-- Begin PASSAGE SHOWN --

I got cited today! I’m not an academic and have published no academic papers (I doubt anything I wrote as an undergrad was groundbreaking), but I am a low-rent news writer for an E-list website. And today, a C-list website cited me! They didn’t mention by name, and it’s not that phone call from the Pulitzer Committee that I keep anticipating, but a journey of a thousand miles, and all that.
Hell yeah!!! Damn right I remember!! Daphne Patai and Noretta Koertge referenced my unpublished work The Amazon’s Brother in their book Professing Feminism, and it was like I was a real person with a real voice and stuff!!
My first credit was being mentioned in a paper by two prominent Computer Science profs. (One of which I got to know somewhat and who became really, really prominent. Even non-CS people know the name.) I had found an error in a draft copy of their paper and I was thanked in the end of the revised version.
That lead to my own, better result that came out the next year. And that got cited of bunch of times quite quickly but I don’t recall which paper would have cited it first.
And that result lead directly a few years later to my Big Result that has thousands of citations and 6 figure hits on Google.
I was driving down the highway, a little tired after a long shift. Then red and blue lights came up everywhere behind me. I slowed the car down and pulled over on to the shoulder.

-- End PASSAGE SHOWN --
-- Begin INFORMATION SUPPLIED --

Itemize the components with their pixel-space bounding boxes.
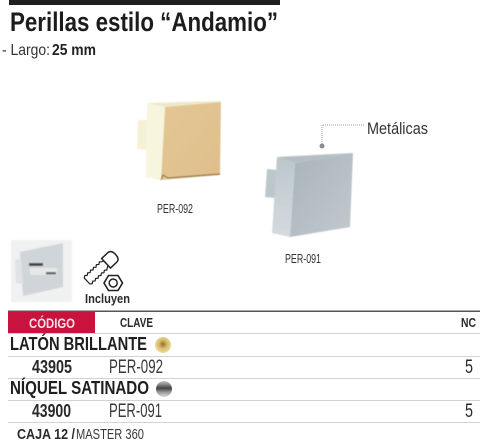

-- End INFORMATION SUPPLIED --

■ **WORK INSTRUCTIONS**:
1. Translate into Spanish this sentence from the passage on first citations: "I slowed the car down and pulled over on to the shoulder."
2. Transcribe from the passage on first citations the part whose opening words include "Hell yeah!!! Damn" and which closes with "cited it first.".
3. Write the next part of the passage on first citations, picking up after its final sentence.
The data that accompanies the passage on first citations plays no part in this exercise.

■ **OUTPUTS BY TASK**:
1. Reduje la velocidad del auto y me orillé en el acotamiento.

2.
Hell yeah!!! Damn right I remember!! Daphne Patai and Noretta Koertge referenced my unpublished work The Amazon’s Brother in their book Professing Feminism, and it was like I was a real person with a real voice and stuff!!
My first credit was being mentioned in a paper by two prominent Computer Science profs. (One of which I got to know somewhat and who became really, really prominent. Even non-CS people know the name.) I had found an error in a draft copy of their paper and I was thanked in the end of the revised version.
That lead to my own, better result that came out the next year. And that got cited of bunch of times quite quickly but I don’t recall which paper would have cited it first.

3.
I rolled down the window as the officer walked towards my car. “Do you have any idea how fast you were going? I’m going to have to give you a citation.”
“That’s okay, officer. I thought you were going to give me a ticket. You just want to quote me in a speech or essay, or note you read my journal article. That’s okay by me.”
We did a survey of a certain littoral California area, and it got published in a small local publication since we were the first, but it was kinda crap as a paper, just a listing of the species in the various inter-tidal zones on a rather small beach. But the Team who did a much better paper on that area did cite us, I think we had found two species that they didn’t- ten years later, and yeah, they were likely all gone by that time.
I was in a bookstore reading a book by pro wrestling writer Greg Oliver when I saw that he had cited an interview a friend and I had done with one of the subjects of the book. Since then I’ve seen it referenced in obituary articles of wrestlers the subject of our interview discussed.
I have a contribiting author credit on a book about control systems that got a few cites back in the day. That was cool, and helped suppress my tendency towards imposter syndrome back then.
I wrote a technical article online about a current issue years ago that got cited in some fairly big papers like the Atlantic and Washington Post. I remember my first thought was, “Holy smokes I hope I didn’t make any mistakes.” I had no idea I would reach a big audience.
Many years ago I wrote some poker theory stuff for a magazine that got mentioned a bit in poker literature and got a good review from a couple of mathematicians who also play. I was very happy for that validation.
When I was in graduate school I wrote a survey article on my subspecialty, which was nice since it worked well with my literature search. It was cited by at least one paper in the next conference of my field. Survey articles are great - it lets lazy authors cite your survey article rather than using up references on a bunch of other papers.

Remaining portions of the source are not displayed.